• _What you need to do_
Set the following entries down again exactly, line by line.
— begin —
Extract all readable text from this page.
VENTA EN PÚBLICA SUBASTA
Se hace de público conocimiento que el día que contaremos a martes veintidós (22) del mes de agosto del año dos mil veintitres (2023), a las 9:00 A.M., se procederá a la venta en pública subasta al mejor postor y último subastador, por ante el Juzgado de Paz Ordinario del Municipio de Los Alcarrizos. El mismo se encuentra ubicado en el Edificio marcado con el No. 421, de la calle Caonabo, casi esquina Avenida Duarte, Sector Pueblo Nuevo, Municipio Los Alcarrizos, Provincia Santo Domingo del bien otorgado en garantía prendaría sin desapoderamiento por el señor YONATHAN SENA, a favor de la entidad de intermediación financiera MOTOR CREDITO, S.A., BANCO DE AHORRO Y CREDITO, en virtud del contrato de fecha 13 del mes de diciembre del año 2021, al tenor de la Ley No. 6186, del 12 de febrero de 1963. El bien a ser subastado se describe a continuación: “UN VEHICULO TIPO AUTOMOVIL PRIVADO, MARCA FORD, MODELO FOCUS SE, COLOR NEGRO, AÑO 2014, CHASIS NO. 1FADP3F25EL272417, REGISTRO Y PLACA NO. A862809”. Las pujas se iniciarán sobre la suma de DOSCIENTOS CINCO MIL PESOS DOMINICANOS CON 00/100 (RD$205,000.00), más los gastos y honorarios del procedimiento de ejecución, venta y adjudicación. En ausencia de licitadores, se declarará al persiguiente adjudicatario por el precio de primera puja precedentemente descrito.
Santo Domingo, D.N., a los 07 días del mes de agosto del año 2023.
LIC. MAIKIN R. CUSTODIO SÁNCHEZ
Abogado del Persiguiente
— end —
• _Correct output_
Extract all readable text from this page.
VENTA EN PÚBLICA SUBASTA
Se hace de público conocimiento que el día que contaremos a martes veintidós (22) del mes de agosto del año dos mil veintitres (2023), a las 9:00 A.M., se procederá a la venta en pública subasta al mejor postor y último subastador, por ante el Juzgado de Paz Ordinario del Municipio de Los Alcarrizos. El mismo se encuentra ubicado en el Edificio marcado con el No. 421, de la calle Caonabo, casi esquina Avenida Duarte, Sector Pueblo Nuevo, Municipio Los Alcarrizos, Provincia Santo Domingo del bien otorgado en garantía prendaría sin desapoderamiento por el señor YONATHAN SENA, a favor de la entidad de intermediación financiera MOTOR CREDITO, S.A., BANCO DE AHORRO Y CREDITO, en virtud del contrato de fecha 13 del mes de diciembre del año 2021, al tenor de la Ley No. 6186, del 12 de febrero de 1963. El bien a ser subastado se describe a continuación: “UN VEHICULO TIPO AUTOMOVIL PRIVADO, MARCA FORD, MODELO FOCUS SE, COLOR NEGRO, AÑO 2014, CHASIS NO. 1FADP3F25EL272417, REGISTRO Y PLACA NO. A862809”. Las pujas se iniciarán sobre la suma de DOSCIENTOS CINCO MIL PESOS DOMINICANOS CON 00/100 (RD$205,000.00), más los gastos y honorarios del procedimiento de ejecución, venta y adjudicación. En ausencia de licitadores, se declarará al persiguiente adjudicatario por el precio de primera puja precedentemente descrito.
Santo Domingo, D.N., a los 07 días del mes de agosto del año 2023.
LIC. MAIKIN R. CUSTODIO SÁNCHEZ
Abogado del Persiguiente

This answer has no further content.